Divorce
Action
CHITAKUNYE
J:
The plaintiff and defendant were joined in holy matrimony on 25 March
1972 at Harare in terms of the Marriages Act, 1964 (now Chapter
5:11). Their marriage still subsists.
The
marriage was blessed with five children who are now adults and self
sustaining.
During
the subsistence of the marriage the parties acquired some movable
assets and an immovable asset namely, No. 17 Dengu Street, Zengeza 1,
Chitungwiza.
On
17 May 2014 the plaintiff sued defendant for a decree of divorce and
the distribution of the assets acquired during the subsistence of the
marriage between the parties.
The
plaintiff alleged that the marriage has irretrievably broken down to
such an extent that there are no prospects of the restoration of
normal marital relations more particularly in that:
1.
The parties have been living separate and apart from one another
since November 2003 and neither party has any intention of restoring
cohabitation to the other;
2.
The parties have lost all love and affection for one another and wish
to be divorced from each other.
The
plaintiff's claim was thus for a decree of divorce on the ground of
irretrievable breakdown of the marriage and a distribution of the
assets of the spouses as follows:
1.
That each party retains the movable property in his/her possession.
2.
That the immovable property namely No.17 Dengu Street, Zengeza 1,
Chitungwiza be distributed in equal shares as between the parties.
3.
That defendant pays costs of suit.
The
defendant, whilst admitting that the marriage has irretrievably
broken down, laid the cause for such breakdown on the plaintiff.
He
denied responsibility for the breakdown of the marriage.
The
defendant agreed with the plaintiff that on the movable property each
party should retain the property in his/her possession.
He
however disputed the distribution of the immovable property. In his
counter claim defendant sought an order that:
1.
A decree of divorce be granted;
2.
Each party retains movable property in their possession;
3.
The immovable property namely number 17 Dengu Street, Zengeza 1,
Chitungwiza be declared the sole and exclusive property of the
defendant; lastly
4.
Each party should pay their own costs.
At
a pre-trial conference held on 15 November 2013, the issues for
determination at trial were identified as:
1.
Whether or not a decree of divorce should be granted.
2.
Whether or not the plaintiff is entitled to a half share in the
matrimonial home known as 17 Dengu Street, Zengeza 1, Chitungwiza.
On
the trial date the plaintiff gave evidence in support of her claim
for a decree of divorce and an order for the distribution of assets
of the spouses with each party getting a half share of the immovable
property in question.
Though
in his pleadings the defendant had conceded that the marriage had
irretrievably broken down, and that a decree of divorce should be
granted, on the date of trial he seemed to change that stance.
The
defendant now said that a decree of divorce should not be granted. He
contended that he stood by his marriage vows that they should only be
separated by death.
The
defendant's stance served to confirm the need for court to make a
determination as to whether the marriage has irretrievably broken
down to an extent that such an extent that there is no prospect of
restoration of a normal marriage relationship and so a decree of
divorce should be granted.
-- -- --
Goal — Repeat the stretch of the divorce judgment above from "The immovable property namely number" through "of divorce should be granted.".

(Source data)
-- -- --
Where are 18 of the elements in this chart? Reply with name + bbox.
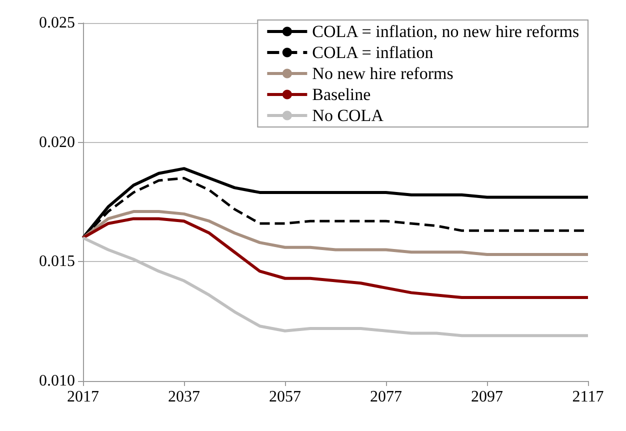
x-tick-label: 2077 — [370, 388, 402, 406]
x-tick-label: 2017 — [67, 388, 99, 406]
legend-label: COLA = inflation — [312, 43, 434, 62]
x-tick-label: 2117 — [572, 388, 604, 406]
y-tick-label: 0.010 — [39, 372, 75, 390]
legend-label: COLA = inflation, no new hire reforms — [312, 22, 580, 41]
y-tick-label: 0.015 — [39, 253, 75, 270]
x-tick-label: 2057 — [269, 388, 301, 406]
line-series — [82, 236, 590, 338]
y-tick-label: 0.020 — [39, 134, 75, 151]
legend-label: No new hire reforms — [312, 64, 454, 83]
line-series — [82, 217, 590, 299]
x-tick-label: 2037 — [168, 388, 200, 406]
line-series — [82, 210, 590, 256]
y-tick-label: 0.025 — [39, 14, 75, 32]
x-tick-label: 2097 — [471, 388, 503, 406]
legend-label: Baseline — [312, 85, 371, 104]
legend-label: No COLA — [312, 106, 384, 125]
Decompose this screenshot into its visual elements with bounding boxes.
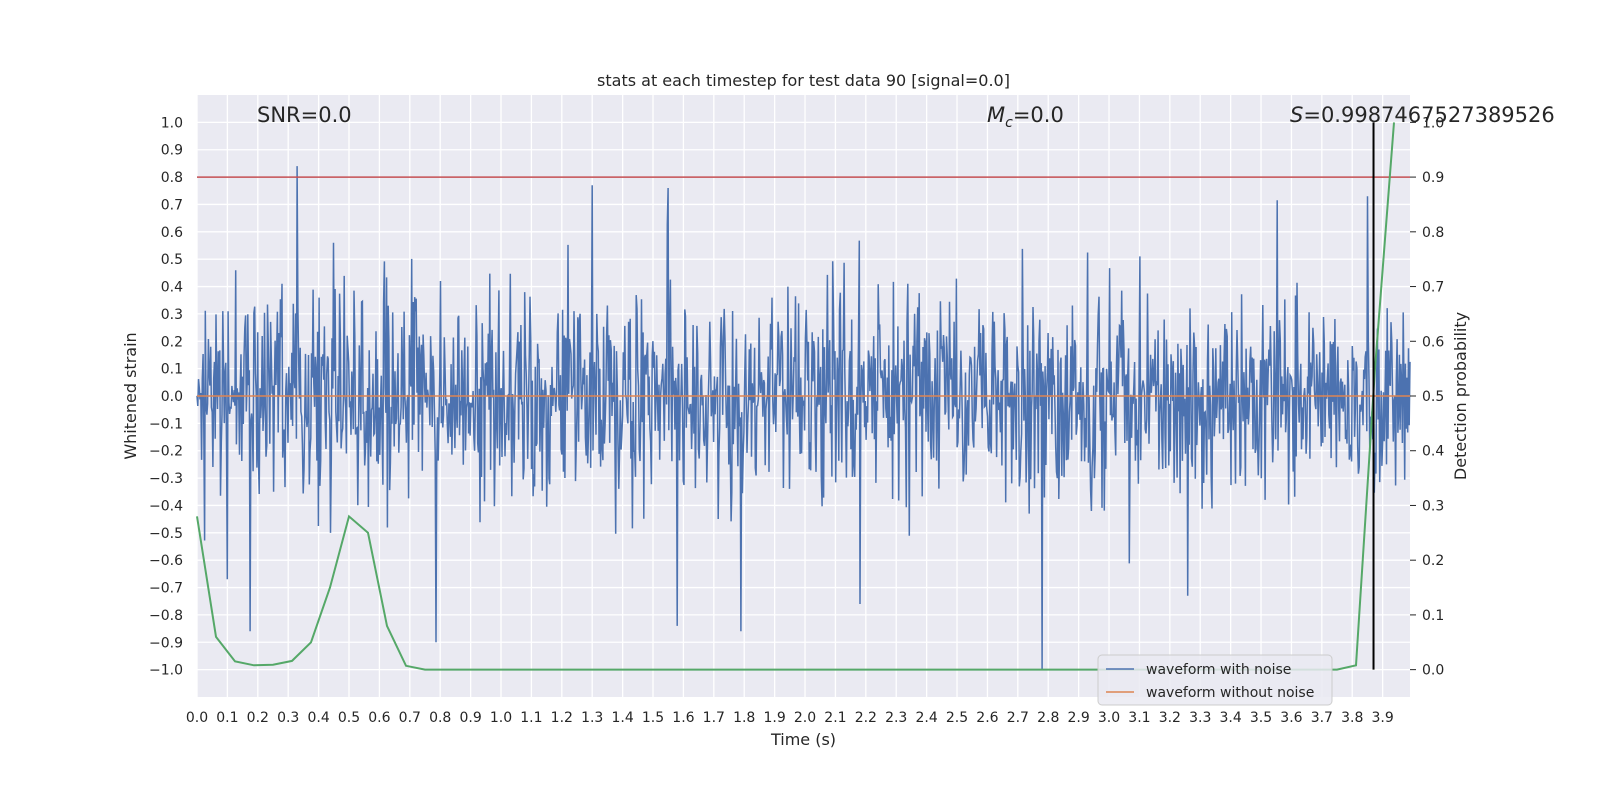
x-tick-label: 2.9 [1067,710,1089,726]
x-tick-label: 3.6 [1280,710,1302,726]
x-tick-label: 0.7 [399,710,421,726]
x-tick-label: 0.4 [307,710,329,726]
x-tick-label: 0.9 [459,710,481,726]
legend-label: waveform without noise [1146,685,1314,701]
x-axis-ticks: 0.0 0.1 0.2 0.3 0.4 0.5 0.6 0.7 0.8 0.9 1.0 1.1 1.2 1… [186,710,1394,726]
legend-label: waveform with noise [1146,662,1291,678]
x-tick-label: 1.4 [611,710,633,726]
x-tick-label: 3.7 [1311,710,1333,726]
y-tick-label: 0.7 [161,197,183,213]
x-tick-label: 0.5 [338,710,360,726]
y2-axis-label: Detection probability [1451,312,1470,480]
y2-tick-label: 0.3 [1422,498,1444,514]
x-tick-label: 1.1 [520,710,542,726]
y-tick-label: 0.0 [161,389,183,405]
y2-tick-label: 0.9 [1422,170,1444,186]
x-tick-label: 1.5 [642,710,664,726]
y-tick-label: −0.1 [149,416,183,432]
x-tick-label: 2.6 [976,710,998,726]
x-tick-label: 3.0 [1098,710,1120,726]
x-tick-label: 2.3 [885,710,907,726]
x-tick-label: 3.1 [1128,710,1150,726]
x-tick-label: 1.0 [490,710,512,726]
y2-tick-label: 0.7 [1422,280,1444,296]
x-tick-label: 1.9 [763,710,785,726]
x-tick-label: 2.8 [1037,710,1059,726]
y-tick-label: −0.4 [149,498,183,514]
chart-title: stats at each timestep for test data 90 … [597,71,1010,90]
y-tick-label: 0.6 [161,225,183,241]
noise-trace [196,166,1411,670]
y-tick-label: 0.1 [161,362,183,378]
series-detection-probability [196,122,1395,671]
y-tick-label: 0.5 [161,252,183,268]
x-axis-label: Time (s) [770,730,836,749]
legend: waveform with noise waveform without nois… [1097,654,1333,706]
legend-frame [1097,654,1333,706]
y2-tick-label: 0.4 [1422,444,1444,460]
x-tick-label: 2.0 [794,710,816,726]
y-tick-label: 0.3 [161,307,183,323]
x-tick-label: 0.0 [186,710,208,726]
y-tick-label: 0.2 [161,334,183,350]
y2-tick-label: 1.0 [1422,115,1444,131]
y2-tick-label: 0.2 [1422,553,1444,569]
x-tick-label: 0.2 [247,710,269,726]
x-tick-label: 2.7 [1007,710,1029,726]
x-tick-label: 2.1 [824,710,846,726]
y-tick-label: −0.2 [149,444,183,460]
y-tick-label: −0.8 [149,608,183,624]
x-tick-label: 3.9 [1372,710,1394,726]
x-tick-label: 2.5 [946,710,968,726]
x-tick-label: 1.8 [733,710,755,726]
x-tick-label: 3.5 [1250,710,1272,726]
y2-axis-ticks: 1.0 0.9 0.8 0.7 0.6 0.5 0.4 0.3 0.2 0.1 0.0 [1410,115,1444,679]
x-tick-label: 2.2 [855,710,877,726]
x-tick-label: 1.7 [703,710,725,726]
y-tick-label: −0.7 [149,581,183,597]
x-tick-label: 2.4 [915,710,937,726]
x-tick-label: 1.6 [672,710,694,726]
x-tick-label: 0.3 [277,710,299,726]
x-tick-label: 1.3 [581,710,603,726]
y-tick-label: −0.9 [149,635,183,651]
y2-tick-label: 0.6 [1422,334,1444,350]
y-tick-label: 0.4 [161,280,183,296]
annotation-score: S=0.9987467527389526 [1290,103,1555,127]
y-tick-label: 1.0 [161,115,183,131]
y2-tick-label: 0.1 [1422,608,1444,624]
x-tick-label: 0.8 [429,710,451,726]
y-tick-label: −1.0 [149,663,183,679]
x-tick-label: 1.2 [551,710,573,726]
x-tick-label: 3.3 [1189,710,1211,726]
x-tick-label: 0.6 [368,710,390,726]
y-tick-label: 0.9 [161,143,183,159]
annotation-snr: SNR=0.0 [257,103,352,127]
x-tick-label: 3.2 [1159,710,1181,726]
y-axis-label: Whitened strain [121,332,140,459]
y2-tick-label: 0.0 [1422,663,1444,679]
y-axis-ticks: 1.0 0.9 0.8 0.7 0.6 0.5 0.4 0.3 0.2 0.1 0.0 −0.1 −0.… [149,115,183,678]
probability-trace [196,122,1395,671]
x-tick-label: 3.8 [1341,710,1363,726]
annotation-chirp-mass: Mc=0.0 [987,103,1064,131]
x-tick-label: 3.4 [1220,710,1242,726]
y2-tick-label: 0.5 [1422,389,1444,405]
y-tick-label: 0.8 [161,170,183,186]
y-tick-label: −0.6 [149,553,183,569]
y-tick-label: −0.5 [149,526,183,542]
y-tick-label: −0.3 [149,471,183,487]
series-waveform-with-noise [196,166,1411,670]
x-tick-label: 0.1 [216,710,238,726]
y2-tick-label: 0.8 [1422,225,1444,241]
-- -- --
Expected answer —
The immovable property namely number 17 Dengu Street, Zengeza 1,
Chitungwiza be declared the sole and exclusive property of the
defendant; lastly
4.
Each party should pay their own costs.
At
a pre-trial conference held on 15 November 2013, the issues for
determination at trial were identified as:
1.
Whether or not a decree of divorce should be granted.